_WHAT YOU SHOULD DO_
Go through the listing below and gather every line with the word "Walter".

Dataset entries
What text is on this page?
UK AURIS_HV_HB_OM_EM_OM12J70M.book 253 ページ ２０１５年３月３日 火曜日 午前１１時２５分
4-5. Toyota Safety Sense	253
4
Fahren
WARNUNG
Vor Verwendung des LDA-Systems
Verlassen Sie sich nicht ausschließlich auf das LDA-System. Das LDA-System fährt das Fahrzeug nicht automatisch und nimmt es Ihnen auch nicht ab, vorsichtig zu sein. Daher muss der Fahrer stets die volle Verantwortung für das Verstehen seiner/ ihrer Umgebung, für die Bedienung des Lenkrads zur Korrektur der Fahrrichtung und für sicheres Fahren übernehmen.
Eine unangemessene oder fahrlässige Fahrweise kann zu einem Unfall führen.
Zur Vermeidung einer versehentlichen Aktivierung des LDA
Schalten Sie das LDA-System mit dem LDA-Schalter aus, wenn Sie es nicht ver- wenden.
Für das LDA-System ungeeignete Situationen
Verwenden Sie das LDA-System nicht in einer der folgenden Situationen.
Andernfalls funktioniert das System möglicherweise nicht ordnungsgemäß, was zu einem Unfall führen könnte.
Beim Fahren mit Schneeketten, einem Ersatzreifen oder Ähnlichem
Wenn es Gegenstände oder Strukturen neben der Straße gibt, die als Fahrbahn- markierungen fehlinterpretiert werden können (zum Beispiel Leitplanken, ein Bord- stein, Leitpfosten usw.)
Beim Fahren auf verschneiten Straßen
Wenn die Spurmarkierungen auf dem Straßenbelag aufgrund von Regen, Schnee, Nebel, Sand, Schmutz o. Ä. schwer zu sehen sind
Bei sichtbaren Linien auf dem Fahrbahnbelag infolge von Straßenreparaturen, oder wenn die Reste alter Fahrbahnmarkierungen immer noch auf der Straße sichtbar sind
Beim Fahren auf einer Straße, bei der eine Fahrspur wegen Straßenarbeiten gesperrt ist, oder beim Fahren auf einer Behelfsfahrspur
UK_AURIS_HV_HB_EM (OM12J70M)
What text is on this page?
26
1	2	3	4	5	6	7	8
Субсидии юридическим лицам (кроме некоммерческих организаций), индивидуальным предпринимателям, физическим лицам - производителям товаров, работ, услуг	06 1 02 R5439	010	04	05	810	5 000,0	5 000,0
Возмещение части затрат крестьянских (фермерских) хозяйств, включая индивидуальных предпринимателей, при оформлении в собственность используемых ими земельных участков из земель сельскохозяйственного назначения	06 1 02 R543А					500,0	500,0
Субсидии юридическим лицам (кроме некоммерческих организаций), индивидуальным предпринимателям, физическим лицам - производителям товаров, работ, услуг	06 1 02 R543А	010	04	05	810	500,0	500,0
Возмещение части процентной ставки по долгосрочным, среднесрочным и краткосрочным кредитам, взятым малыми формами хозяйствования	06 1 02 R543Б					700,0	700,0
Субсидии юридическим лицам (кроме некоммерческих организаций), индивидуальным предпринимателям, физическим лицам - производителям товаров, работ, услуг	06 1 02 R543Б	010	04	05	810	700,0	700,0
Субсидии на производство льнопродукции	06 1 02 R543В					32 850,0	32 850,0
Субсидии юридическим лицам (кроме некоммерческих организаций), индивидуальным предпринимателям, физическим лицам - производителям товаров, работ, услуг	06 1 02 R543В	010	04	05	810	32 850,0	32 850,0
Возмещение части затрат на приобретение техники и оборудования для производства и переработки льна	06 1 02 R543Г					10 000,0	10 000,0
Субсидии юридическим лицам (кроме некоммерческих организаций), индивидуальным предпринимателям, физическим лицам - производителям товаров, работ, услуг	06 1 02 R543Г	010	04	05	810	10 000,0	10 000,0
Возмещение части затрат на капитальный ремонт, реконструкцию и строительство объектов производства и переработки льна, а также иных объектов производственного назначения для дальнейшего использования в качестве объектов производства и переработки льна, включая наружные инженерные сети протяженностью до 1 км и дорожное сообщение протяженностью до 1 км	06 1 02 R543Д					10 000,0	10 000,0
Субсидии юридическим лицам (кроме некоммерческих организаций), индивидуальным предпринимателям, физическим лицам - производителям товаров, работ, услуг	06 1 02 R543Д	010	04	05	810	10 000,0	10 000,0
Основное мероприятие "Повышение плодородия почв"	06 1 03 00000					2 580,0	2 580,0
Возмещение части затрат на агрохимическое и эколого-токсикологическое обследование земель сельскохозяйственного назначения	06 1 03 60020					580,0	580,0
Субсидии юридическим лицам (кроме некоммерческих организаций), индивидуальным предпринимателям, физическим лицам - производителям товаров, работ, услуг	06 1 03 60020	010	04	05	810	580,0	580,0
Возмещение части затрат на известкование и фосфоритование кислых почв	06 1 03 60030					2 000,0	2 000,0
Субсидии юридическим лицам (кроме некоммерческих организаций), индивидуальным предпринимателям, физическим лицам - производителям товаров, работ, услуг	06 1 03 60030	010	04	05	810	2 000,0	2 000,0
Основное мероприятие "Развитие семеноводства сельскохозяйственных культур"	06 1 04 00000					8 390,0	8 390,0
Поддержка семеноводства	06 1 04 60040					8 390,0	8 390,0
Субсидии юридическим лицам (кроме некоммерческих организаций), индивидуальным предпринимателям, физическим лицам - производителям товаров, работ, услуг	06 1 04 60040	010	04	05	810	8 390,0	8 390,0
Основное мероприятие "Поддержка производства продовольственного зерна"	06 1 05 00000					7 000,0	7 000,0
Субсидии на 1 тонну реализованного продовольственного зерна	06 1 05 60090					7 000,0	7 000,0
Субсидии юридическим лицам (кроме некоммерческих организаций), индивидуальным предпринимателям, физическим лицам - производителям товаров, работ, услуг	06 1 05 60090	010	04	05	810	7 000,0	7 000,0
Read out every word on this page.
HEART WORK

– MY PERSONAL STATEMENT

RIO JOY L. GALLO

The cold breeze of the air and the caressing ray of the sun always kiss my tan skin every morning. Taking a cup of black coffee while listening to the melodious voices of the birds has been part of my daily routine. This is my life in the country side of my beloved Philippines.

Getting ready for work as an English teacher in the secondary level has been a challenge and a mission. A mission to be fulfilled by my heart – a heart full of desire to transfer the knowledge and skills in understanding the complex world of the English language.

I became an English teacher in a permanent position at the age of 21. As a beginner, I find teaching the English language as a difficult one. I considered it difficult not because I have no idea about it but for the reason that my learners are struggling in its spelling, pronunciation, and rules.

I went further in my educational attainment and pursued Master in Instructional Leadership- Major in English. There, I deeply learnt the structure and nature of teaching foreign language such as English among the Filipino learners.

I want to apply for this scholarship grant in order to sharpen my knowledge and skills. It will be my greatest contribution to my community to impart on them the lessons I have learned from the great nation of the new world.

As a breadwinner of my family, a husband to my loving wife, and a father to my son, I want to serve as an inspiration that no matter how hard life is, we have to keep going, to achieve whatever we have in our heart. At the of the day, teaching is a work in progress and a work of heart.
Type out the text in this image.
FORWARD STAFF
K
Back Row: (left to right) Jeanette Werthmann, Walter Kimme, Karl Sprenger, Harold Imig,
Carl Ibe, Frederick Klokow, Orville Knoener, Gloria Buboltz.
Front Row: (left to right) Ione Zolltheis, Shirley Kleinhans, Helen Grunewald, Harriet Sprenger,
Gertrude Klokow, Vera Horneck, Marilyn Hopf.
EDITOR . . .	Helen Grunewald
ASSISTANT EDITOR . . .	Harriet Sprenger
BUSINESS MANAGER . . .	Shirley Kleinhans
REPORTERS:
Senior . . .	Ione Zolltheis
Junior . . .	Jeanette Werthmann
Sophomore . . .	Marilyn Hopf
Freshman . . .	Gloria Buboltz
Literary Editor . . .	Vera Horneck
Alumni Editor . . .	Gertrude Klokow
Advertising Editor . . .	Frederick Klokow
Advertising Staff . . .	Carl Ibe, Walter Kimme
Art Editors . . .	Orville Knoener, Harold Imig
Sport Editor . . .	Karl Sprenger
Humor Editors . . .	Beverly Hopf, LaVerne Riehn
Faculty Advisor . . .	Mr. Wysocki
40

_FULL OUTPUT_
Back Row: (left to right) Jeanette Werthmann, Walter Kimme, Karl Sprenger, Harold Imig,
Advertising Staff . . .	Carl Ibe, Walter Kimme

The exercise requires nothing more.